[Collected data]
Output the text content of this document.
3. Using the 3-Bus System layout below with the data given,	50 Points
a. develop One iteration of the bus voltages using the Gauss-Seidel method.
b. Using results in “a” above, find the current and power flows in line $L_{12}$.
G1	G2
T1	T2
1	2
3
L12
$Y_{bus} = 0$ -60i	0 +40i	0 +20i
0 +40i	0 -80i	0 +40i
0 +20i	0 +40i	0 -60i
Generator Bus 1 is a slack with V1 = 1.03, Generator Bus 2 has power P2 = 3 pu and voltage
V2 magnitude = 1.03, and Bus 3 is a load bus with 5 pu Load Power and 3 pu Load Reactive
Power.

What the exercise asks:
Copy every record exactly, with nothing added or dropped.

Task output:
Output the text content of this document.
3. Using the 3-Bus System layout below with the data given,	50 Points
a. develop One iteration of the bus voltages using the Gauss-Seidel method.
b. Using results in “a” above, find the current and power flows in line $L_{12}$.
G1	G2
T1	T2
1	2
3
L12
$Y_{bus} = 0$ -60i	0 +40i	0 +20i
0 +40i	0 -80i	0 +40i
0 +20i	0 +40i	0 -60i
Generator Bus 1 is a slack with V1 = 1.03, Generator Bus 2 has power P2 = 3 pu and voltage
V2 magnitude = 1.03, and Bus 3 is a load bus with 5 pu Load Power and 3 pu Load Reactive
Power.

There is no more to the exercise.